● **TASK PROMPT**
Check each line of the entries below for the string "know"; copy every line where it appears.

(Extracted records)
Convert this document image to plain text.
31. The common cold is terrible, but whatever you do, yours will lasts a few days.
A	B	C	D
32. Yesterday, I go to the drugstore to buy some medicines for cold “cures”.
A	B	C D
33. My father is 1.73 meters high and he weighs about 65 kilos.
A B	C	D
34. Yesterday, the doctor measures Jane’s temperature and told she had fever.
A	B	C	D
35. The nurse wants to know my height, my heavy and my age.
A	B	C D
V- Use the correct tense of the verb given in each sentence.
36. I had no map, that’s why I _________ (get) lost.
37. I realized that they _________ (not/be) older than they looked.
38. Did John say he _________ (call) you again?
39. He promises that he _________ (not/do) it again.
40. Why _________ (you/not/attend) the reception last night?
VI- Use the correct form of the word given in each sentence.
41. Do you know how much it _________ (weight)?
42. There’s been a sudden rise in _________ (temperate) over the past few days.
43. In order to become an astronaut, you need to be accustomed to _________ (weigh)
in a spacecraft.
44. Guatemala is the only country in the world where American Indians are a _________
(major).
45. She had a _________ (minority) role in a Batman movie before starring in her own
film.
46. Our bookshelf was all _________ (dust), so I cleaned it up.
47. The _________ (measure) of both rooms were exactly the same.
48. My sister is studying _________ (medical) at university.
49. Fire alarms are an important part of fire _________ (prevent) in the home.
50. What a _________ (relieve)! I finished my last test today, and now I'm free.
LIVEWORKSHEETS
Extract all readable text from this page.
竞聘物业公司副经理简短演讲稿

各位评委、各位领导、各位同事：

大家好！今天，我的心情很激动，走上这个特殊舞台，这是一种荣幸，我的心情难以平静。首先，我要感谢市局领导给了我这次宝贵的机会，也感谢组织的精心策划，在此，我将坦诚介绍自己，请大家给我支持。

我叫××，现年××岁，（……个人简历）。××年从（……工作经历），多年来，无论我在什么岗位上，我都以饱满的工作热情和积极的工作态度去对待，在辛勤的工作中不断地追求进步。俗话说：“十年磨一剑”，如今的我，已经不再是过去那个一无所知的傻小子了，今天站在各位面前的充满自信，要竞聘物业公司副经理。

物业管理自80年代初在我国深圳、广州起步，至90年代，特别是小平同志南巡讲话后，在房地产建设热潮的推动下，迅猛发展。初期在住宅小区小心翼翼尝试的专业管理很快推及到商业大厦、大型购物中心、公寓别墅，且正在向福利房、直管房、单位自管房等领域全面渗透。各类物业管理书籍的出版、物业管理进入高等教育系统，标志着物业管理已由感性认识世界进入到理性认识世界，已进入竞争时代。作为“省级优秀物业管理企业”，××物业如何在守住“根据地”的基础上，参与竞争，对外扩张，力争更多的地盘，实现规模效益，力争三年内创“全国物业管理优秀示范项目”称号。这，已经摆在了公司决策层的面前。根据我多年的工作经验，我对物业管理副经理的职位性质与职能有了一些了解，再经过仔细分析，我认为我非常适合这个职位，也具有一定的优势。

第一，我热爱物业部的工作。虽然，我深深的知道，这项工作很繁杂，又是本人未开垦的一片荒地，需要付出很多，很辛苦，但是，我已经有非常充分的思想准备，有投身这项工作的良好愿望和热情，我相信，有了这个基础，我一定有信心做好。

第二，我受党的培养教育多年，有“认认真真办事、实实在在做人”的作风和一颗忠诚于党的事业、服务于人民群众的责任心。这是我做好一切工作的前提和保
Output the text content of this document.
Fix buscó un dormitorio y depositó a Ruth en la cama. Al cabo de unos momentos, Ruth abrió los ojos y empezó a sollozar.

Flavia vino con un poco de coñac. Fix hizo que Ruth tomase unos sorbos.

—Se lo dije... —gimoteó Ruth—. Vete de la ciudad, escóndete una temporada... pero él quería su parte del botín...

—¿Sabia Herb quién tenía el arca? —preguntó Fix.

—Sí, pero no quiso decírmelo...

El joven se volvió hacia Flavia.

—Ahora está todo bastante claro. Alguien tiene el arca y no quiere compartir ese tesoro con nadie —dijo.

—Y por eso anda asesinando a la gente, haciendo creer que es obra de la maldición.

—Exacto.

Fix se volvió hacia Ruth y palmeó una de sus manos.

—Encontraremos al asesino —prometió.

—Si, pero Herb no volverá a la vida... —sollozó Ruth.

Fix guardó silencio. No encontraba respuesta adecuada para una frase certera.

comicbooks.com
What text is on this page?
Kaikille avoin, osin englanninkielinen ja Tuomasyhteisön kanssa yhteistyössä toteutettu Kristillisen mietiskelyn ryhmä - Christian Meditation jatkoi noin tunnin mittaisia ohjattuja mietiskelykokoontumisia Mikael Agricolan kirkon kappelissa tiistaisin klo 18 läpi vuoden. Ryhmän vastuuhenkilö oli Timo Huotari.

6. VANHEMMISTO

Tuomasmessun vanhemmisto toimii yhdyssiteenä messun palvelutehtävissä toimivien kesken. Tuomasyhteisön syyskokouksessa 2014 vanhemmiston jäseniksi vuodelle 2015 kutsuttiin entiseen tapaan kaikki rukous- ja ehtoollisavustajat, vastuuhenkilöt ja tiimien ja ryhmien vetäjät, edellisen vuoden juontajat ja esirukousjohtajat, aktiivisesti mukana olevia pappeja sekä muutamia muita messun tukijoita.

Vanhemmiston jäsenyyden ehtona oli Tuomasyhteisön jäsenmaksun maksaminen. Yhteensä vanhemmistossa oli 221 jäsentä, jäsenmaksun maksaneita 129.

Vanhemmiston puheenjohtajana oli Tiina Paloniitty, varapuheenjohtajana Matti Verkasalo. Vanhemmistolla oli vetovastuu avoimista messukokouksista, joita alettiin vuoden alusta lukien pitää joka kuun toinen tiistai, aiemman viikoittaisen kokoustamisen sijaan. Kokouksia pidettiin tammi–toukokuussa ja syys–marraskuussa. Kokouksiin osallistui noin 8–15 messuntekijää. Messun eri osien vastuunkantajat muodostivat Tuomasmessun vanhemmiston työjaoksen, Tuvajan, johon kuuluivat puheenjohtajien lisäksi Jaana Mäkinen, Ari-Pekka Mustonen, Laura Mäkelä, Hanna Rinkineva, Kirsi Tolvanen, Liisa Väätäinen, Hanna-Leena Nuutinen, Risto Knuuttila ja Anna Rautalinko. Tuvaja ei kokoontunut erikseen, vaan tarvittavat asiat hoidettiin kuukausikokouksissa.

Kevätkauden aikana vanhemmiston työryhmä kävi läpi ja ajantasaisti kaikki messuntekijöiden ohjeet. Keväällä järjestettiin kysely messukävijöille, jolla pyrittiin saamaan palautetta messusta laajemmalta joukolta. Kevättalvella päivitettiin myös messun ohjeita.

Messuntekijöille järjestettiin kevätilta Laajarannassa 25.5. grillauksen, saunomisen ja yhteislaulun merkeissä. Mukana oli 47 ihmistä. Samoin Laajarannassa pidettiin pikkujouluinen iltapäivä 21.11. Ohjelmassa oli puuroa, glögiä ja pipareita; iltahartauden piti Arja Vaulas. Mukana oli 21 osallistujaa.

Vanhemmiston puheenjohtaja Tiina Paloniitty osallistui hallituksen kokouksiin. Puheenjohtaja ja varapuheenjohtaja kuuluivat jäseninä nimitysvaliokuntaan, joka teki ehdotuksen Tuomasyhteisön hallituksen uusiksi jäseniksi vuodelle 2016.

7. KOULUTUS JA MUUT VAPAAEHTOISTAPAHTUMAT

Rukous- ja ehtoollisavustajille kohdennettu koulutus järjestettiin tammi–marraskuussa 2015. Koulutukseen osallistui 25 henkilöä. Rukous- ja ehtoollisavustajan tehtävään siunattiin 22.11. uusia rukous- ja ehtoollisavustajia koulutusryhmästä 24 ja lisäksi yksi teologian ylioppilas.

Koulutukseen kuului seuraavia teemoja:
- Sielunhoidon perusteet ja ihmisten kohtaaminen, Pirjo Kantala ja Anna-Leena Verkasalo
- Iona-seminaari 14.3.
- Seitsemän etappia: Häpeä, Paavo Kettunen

● **SOLUTION TO THIS TASK**
35. The nurse wants to know my height, my heavy and my age.
41. Do you know how much it _________ (weight)?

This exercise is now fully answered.